Filter the listing and keep only the lines with the word "стоит".

* begin *

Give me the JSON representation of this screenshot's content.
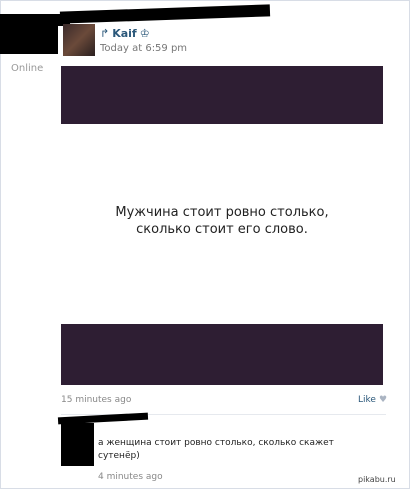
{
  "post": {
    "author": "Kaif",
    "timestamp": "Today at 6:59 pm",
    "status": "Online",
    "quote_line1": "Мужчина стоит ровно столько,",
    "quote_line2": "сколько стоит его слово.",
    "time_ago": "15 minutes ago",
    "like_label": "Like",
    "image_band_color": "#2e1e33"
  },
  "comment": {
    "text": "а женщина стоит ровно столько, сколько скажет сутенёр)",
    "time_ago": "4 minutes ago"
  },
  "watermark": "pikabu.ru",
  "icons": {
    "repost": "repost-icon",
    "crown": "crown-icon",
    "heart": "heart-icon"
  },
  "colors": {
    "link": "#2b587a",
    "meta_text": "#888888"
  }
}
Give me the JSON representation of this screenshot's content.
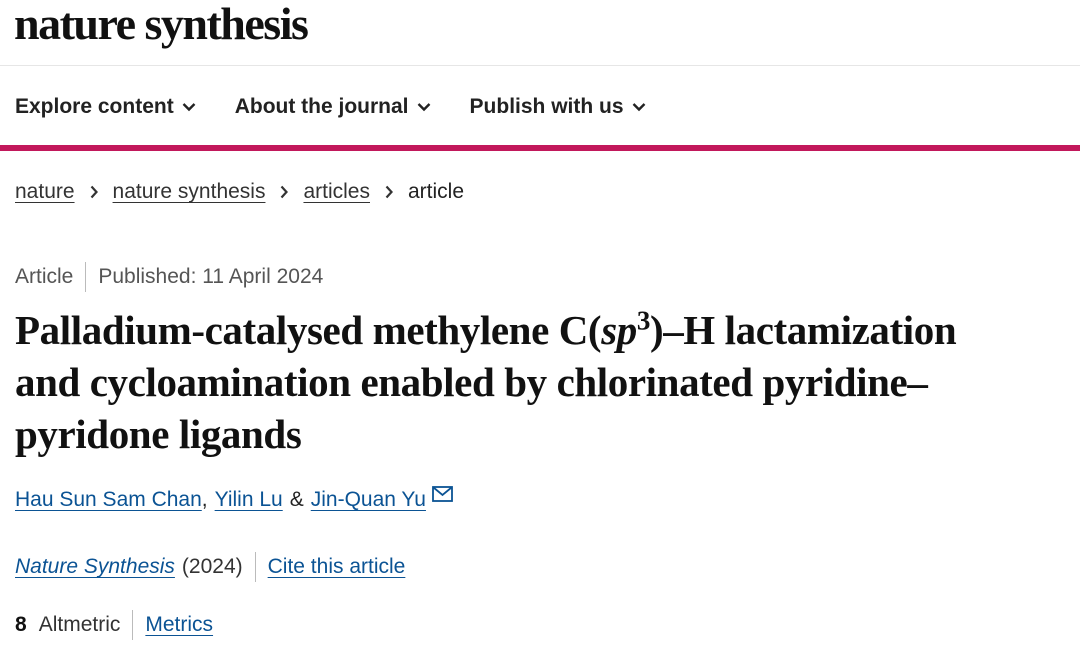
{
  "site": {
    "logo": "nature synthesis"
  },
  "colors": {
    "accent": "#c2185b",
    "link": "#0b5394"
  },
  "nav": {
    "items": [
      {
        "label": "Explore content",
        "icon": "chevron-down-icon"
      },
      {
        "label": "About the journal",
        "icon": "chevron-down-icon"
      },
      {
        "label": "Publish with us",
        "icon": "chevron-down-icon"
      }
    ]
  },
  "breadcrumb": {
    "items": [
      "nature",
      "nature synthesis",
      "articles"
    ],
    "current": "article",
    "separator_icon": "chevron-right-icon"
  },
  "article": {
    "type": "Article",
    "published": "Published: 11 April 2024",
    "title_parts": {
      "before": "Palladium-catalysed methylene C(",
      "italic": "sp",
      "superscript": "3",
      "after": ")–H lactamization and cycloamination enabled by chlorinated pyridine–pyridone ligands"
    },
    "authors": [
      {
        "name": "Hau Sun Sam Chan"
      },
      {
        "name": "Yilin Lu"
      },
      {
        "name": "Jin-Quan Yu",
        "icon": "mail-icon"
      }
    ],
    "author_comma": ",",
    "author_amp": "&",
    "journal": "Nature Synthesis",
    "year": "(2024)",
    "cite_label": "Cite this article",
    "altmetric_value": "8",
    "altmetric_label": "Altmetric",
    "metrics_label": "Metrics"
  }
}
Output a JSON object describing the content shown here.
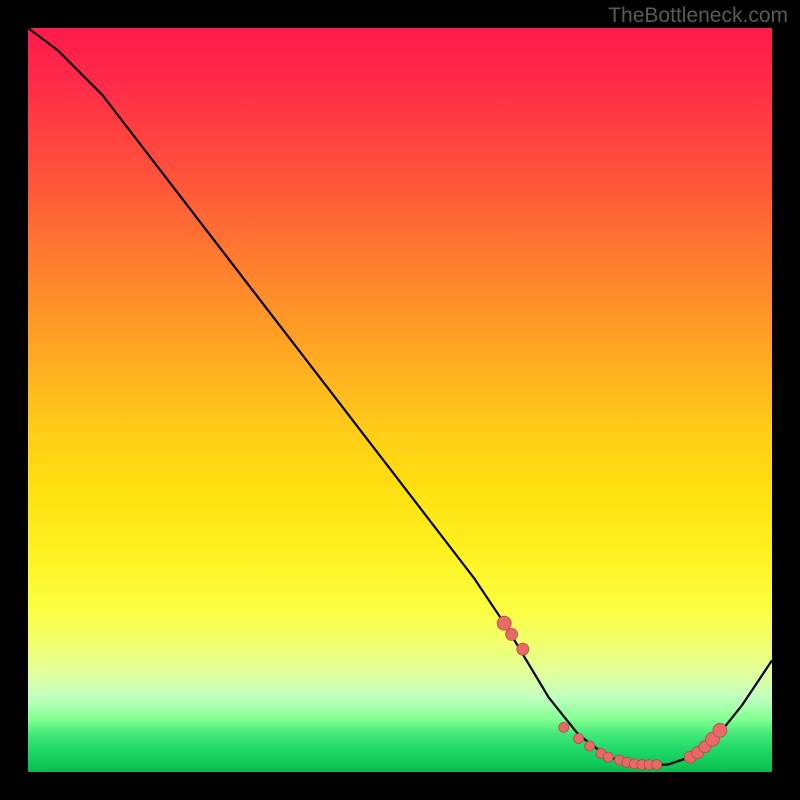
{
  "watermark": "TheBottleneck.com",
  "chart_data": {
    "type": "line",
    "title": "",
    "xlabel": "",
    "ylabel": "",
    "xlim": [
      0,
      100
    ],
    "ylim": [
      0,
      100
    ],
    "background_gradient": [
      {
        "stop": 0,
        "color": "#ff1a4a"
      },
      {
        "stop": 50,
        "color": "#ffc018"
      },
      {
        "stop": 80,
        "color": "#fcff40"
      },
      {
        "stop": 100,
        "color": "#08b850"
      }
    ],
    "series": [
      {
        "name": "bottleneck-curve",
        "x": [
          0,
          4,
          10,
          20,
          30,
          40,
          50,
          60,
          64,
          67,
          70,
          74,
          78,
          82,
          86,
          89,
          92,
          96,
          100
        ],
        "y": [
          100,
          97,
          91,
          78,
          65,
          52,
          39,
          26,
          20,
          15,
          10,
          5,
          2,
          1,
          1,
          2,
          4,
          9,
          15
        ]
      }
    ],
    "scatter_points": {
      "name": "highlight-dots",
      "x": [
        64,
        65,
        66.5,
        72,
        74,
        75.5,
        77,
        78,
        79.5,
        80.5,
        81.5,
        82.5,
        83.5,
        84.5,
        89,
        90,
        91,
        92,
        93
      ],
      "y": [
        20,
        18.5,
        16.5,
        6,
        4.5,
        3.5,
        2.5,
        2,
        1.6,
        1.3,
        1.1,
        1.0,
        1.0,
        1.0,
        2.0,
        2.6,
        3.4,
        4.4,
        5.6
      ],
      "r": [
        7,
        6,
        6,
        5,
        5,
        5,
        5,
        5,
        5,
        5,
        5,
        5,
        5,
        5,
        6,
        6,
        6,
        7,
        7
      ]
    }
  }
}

* end *

FINAL RESULT:
    "quote_line1": "Мужчина стоит ровно столько,",
    "quote_line2": "сколько стоит его слово.",
    "text": "а женщина стоит ровно столько, сколько скажет сутенёр)",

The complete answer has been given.